- _Task description_
Leave the pictures out, and retype all of the material exactly as written.

- _Data excerpts_
------------------------------------

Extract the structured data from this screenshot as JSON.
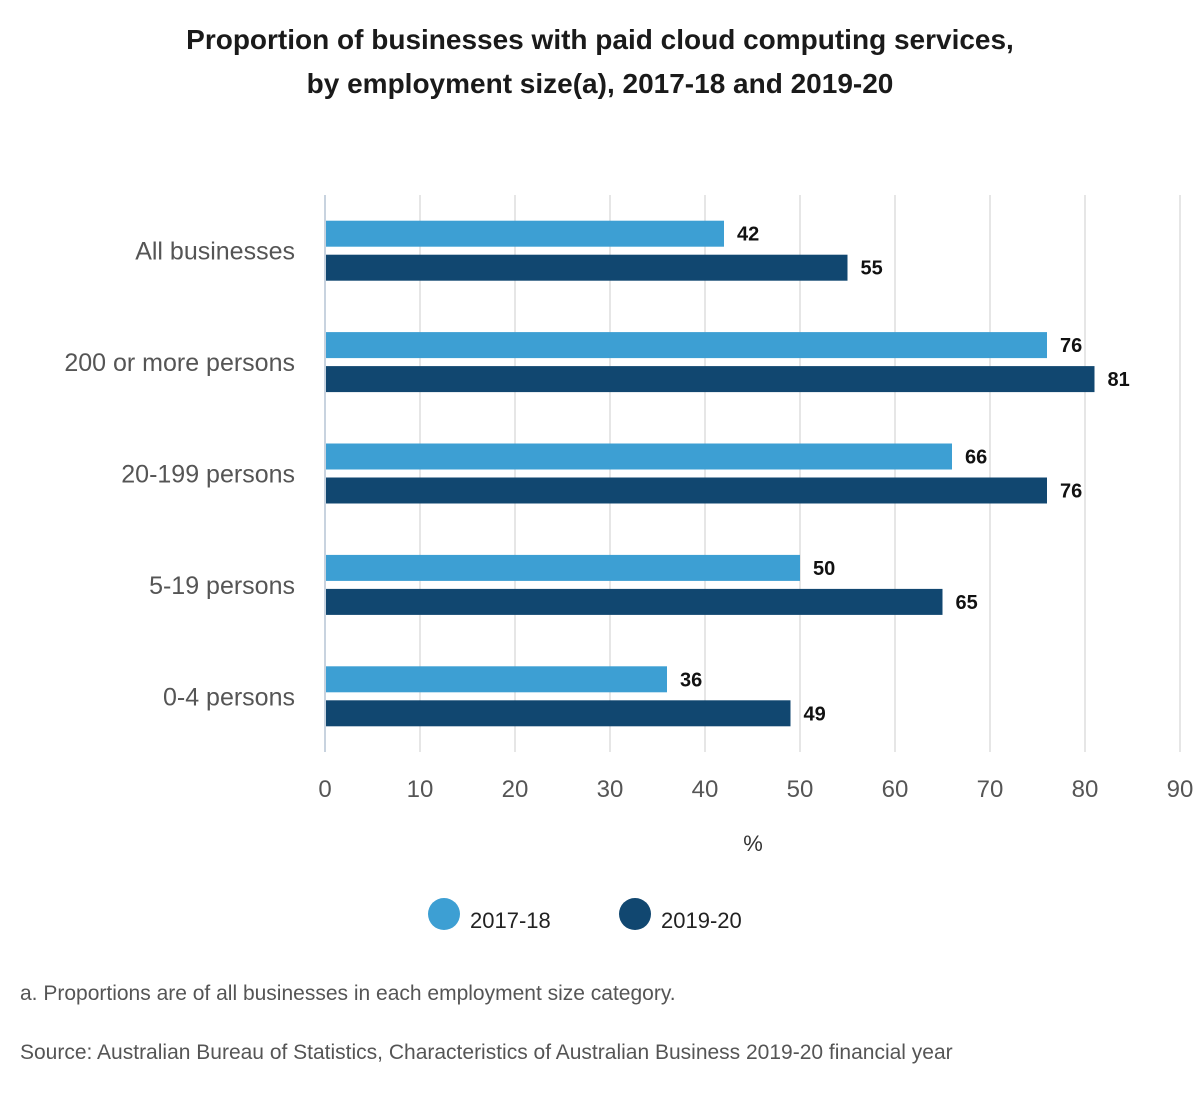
{
  "title_line1": "Proportion of businesses with paid cloud computing services,",
  "title_line2": "by employment size(a), 2017-18 and 2019-20",
  "note": "a. Proportions are of all businesses in each employment size category.",
  "source": "Source: Australian Bureau of Statistics, Characteristics of Australian Business 2019-20 financial year",
  "colors": {
    "series_2017": "#3d9fd3",
    "series_2019": "#114770",
    "grid": "#dddddd",
    "axis_text": "#555555"
  },
  "chart_data": {
    "type": "bar",
    "orientation": "horizontal",
    "title": "Proportion of businesses with paid cloud computing services, by employment size(a), 2017-18 and 2019-20",
    "categories": [
      "All businesses",
      "200 or more persons",
      "20-199 persons",
      "5-19 persons",
      "0-4 persons"
    ],
    "series": [
      {
        "name": "2017-18",
        "values": [
          42,
          76,
          66,
          50,
          36
        ]
      },
      {
        "name": "2019-20",
        "values": [
          55,
          81,
          76,
          65,
          49
        ]
      }
    ],
    "xlabel": "%",
    "ylabel": "",
    "xlim": [
      0,
      90
    ],
    "ticks": [
      0,
      10,
      20,
      30,
      40,
      50,
      60,
      70,
      80,
      90
    ],
    "grid": true,
    "legend": "bottom-center",
    "data_labels": true
  }
}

------------------------------------

- _Answer to the problem_
Extract the structured data from this screenshot as JSON.
{
  "title_line1": "Proportion of businesses with paid cloud computing services,",
  "title_line2": "by employment size(a), 2017-18 and 2019-20",
  "note": "a. Proportions are of all businesses in each employment size category.",
  "source": "Source: Australian Bureau of Statistics, Characteristics of Australian Business 2019-20 financial year",
  "colors": {
    "series_2017": "#3d9fd3",
    "series_2019": "#114770",
    "grid": "#dddddd",
    "axis_text": "#555555"
  },
  "chart_data": {
    "type": "bar",
    "orientation": "horizontal",
    "title": "Proportion of businesses with paid cloud computing services, by employment size(a), 2017-18 and 2019-20",
    "categories": [
      "All businesses",
      "200 or more persons",
      "20-199 persons",
      "5-19 persons",
      "0-4 persons"
    ],
    "series": [
      {
        "name": "2017-18",
        "values": [
          42,
          76,
          66,
          50,
          36
        ]
      },
      {
        "name": "2019-20",
        "values": [
          55,
          81,
          76,
          65,
          49
        ]
      }
    ],
    "xlabel": "%",
    "ylabel": "",
    "xlim": [
      0,
      90
    ],
    "ticks": [
      0,
      10,
      20,
      30,
      40,
      50,
      60,
      70,
      80,
      90
    ],
    "grid": true,
    "legend": "bottom-center",
    "data_labels": true
  }
}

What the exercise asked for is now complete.